§ Task objective: Resume the passage on expert decision-making after its final sentence and continue it.

§ Document text:
--

Experts have two advantages over nonexperts—they have trained up their perceptual system to recognize better features about the task and they have trained up their habit system to cache the most reliable choices of what to do. Perceptual training is like the chunking that we saw in Chapter 10. Experts have learned how to represent the task in such a way that it is easier to determine the correct responses from the available inputs; they have identified good categories for the task. The classic examples of this are chess and videogames. We have already seen how a computationally expensive search algorithm can beat a grandmaster at chess (Deep Blue vs. Gary Kasparov), but that chess grandmasters don’t actually do that same computationally expensive search.24 Instead, chess grandmasters have learned to represent the board in ways that limit the search they have to do. The experiment that proved this was that chess masters are better at remembering the positions of pieces on boards when those positions can arise from legal moves than when they can’t. Just as an expert musician no longer thinks about the fingering for a chord on a guitar, a chess master no longer looks at each piece on the board as an individual thing. Playing videogames produces a similar specific expertise—faster recognition of the events in the game (training perceptual recognition systems, this chapter) and faster recognition of what to do in response to those events (training procedural systems, Chapter 10).25

It is important to recognize that this is not saying that “intuition” is better than “analysis,” even for experts. Real experts shift from intuitive decisions to analytical decisions (from procedural to deliberative) as necessary. Similarly, it is important to recognize that raw intuition is not reliable in these situations—experts have spent years (often decades!) training their perceptual and procedural systems. In a sense, what the procedural decision-making system we examined in Chapter 10 does is trade perceptual and deliberative time during the decision for time during training, so that, while it takes longer to learn to do the task, once trained, the task can be done more quickly, if less flexibly. Typical estimates of training time for most human expert-level tasks is about 10,000 hours.26 (That’s five years at 40 hours per week at 50 weeks per year, or four years at 50 hours per week for 50 weeks per year.) This is why most apprenticeships, such as graduate school, medical school, time in the minor leagues, etc., are about four to six years.M

It is important to recognize that the opposite of “analytical” is not “intuitive.” Both analytical (deliberative) decision-making and intuitive (procedural) decision-making arise from systems that have evolved to make accurate decisions in the face of integrating information. The opposite of “analytical” is “glib,” moving the threshold down so far that no information is gathered (or moving the bias above the threshold), both of which are disastrous. In fact, both analytical and intuitive responses show speed–accuracy tradeoffs. One key to Tony Gwynn’s success is that he used a very light bat and waited until the last moment to hit the ball.27 One of the big differences between Ted Williams, Tony Gwynn, and the rest of us is that Williams and Gwynn had much better eyesight. When Tony Gwynn retired, he commented to a reporter that his eyes were going and he couldn’t pick up the ball as early as he used to be able to. When the reporter asked what his eyesight was now, Gwynn responded that it was now about 20/15, but at one time had been 20/10. With better eyesight, he could pick up the rotation of the ball earlier, giving himself more time to react, more time to integrate information, and a better chance of hitting the ball.

--

§ Information:
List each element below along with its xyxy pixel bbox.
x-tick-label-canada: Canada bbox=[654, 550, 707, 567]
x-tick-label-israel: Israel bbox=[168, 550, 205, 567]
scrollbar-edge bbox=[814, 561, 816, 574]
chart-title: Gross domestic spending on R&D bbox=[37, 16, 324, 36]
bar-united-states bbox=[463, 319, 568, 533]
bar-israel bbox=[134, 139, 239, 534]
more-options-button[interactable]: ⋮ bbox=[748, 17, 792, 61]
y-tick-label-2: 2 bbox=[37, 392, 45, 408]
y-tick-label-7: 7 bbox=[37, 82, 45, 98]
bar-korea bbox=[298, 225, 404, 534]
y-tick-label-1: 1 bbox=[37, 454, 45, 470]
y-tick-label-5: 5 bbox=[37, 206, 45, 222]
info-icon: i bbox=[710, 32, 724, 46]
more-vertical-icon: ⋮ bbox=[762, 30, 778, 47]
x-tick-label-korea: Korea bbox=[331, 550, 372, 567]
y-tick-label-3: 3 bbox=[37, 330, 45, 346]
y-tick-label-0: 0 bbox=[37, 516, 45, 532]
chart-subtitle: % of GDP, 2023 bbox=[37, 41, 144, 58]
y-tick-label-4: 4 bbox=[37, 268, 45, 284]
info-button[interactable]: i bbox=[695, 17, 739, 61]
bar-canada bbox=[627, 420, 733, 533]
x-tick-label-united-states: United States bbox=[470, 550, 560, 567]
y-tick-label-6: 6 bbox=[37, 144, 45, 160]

--

§ Answer to the exercise:
Books and papers for further reading

• Jan Lauwereyns (2010). The Anatomy of Bias. Cambridge, MA: MIT Press.

• Joshua I. Gold and Michael N. Shadlen (2002). Banburismus and the brain: Decoding the relationship between sensory stimuli, decisions, and reward. Neuron, 36, 299–308.

• Joshua I. Gold and Michael N. Shadlen (2007). The neural basis of decision making. Annual Review of Neuroscience, 30, 535–574.